#### PROBLEM TO WORK ON
Reproduce the records that follow in full, excluding any picture they contain.

Stored records:
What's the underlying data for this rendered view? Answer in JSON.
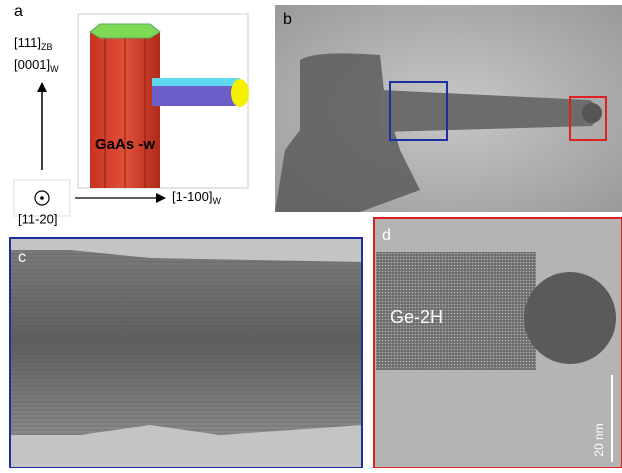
{
  "panel_a": {
    "label": "a",
    "axis_up_1": {
      "main": "[111]",
      "sub": "ZB"
    },
    "axis_up_2": {
      "main": "[0001]",
      "sub": "W"
    },
    "axis_out": "[11-20]",
    "axis_right": {
      "main": "[1-100]",
      "sub": "W"
    },
    "structure_label": "GaAs -w"
  },
  "panel_b": {
    "label": "b"
  },
  "panel_c": {
    "label": "c"
  },
  "panel_d": {
    "label": "d",
    "phase_label": "Ge-2H",
    "scale_bar": "20 nm"
  }
}
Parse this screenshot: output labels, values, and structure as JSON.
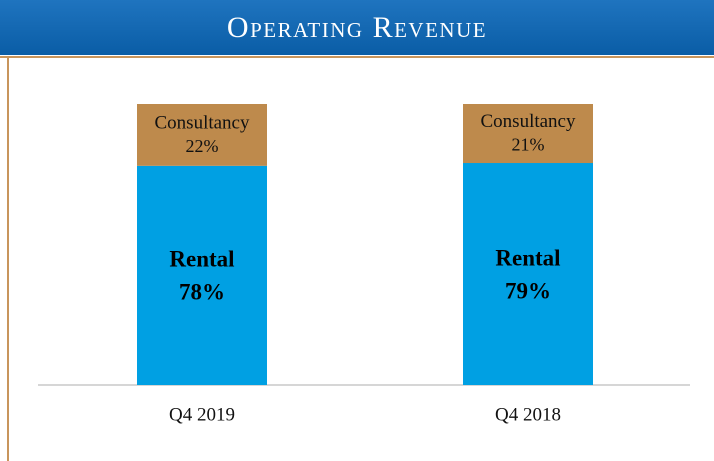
{
  "chart_data": {
    "type": "stacked_bar",
    "title": "Operating Revenue",
    "categories": [
      "Q4 2019",
      "Q4 2018"
    ],
    "series": [
      {
        "name": "Rental",
        "color": "#00a0e3",
        "values": [
          78,
          79
        ],
        "value_labels": [
          "78%",
          "79%"
        ]
      },
      {
        "name": "Consultancy",
        "color": "#be8a4c",
        "values": [
          22,
          21
        ],
        "value_labels": [
          "22%",
          "21%"
        ]
      }
    ],
    "ylim": [
      0,
      100
    ]
  }
}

#### WRITTEN REPLY
What's the underlying data for this rendered view? Answer in JSON.
{
  "panel_a": {
    "label": "a",
    "axis_up_1": {
      "main": "[111]",
      "sub": "ZB"
    },
    "axis_up_2": {
      "main": "[0001]",
      "sub": "W"
    },
    "axis_out": "[11-20]",
    "axis_right": {
      "main": "[1-100]",
      "sub": "W"
    },
    "structure_label": "GaAs -w"
  },
  "panel_b": {
    "label": "b"
  },
  "panel_c": {
    "label": "c"
  },
  "panel_d": {
    "label": "d",
    "phase_label": "Ge-2H",
    "scale_bar": "20 nm"
  }
}
Parse this screenshot: output labels, values, and structure as JSON.
{
  "chart_data": {
    "type": "stacked_bar",
    "title": "Operating Revenue",
    "categories": [
      "Q4 2019",
      "Q4 2018"
    ],
    "series": [
      {
        "name": "Rental",
        "color": "#00a0e3",
        "values": [
          78,
          79
        ],
        "value_labels": [
          "78%",
          "79%"
        ]
      },
      {
        "name": "Consultancy",
        "color": "#be8a4c",
        "values": [
          22,
          21
        ],
        "value_labels": [
          "22%",
          "21%"
        ]
      }
    ],
    "ylim": [
      0,
      100
    ]
  }
}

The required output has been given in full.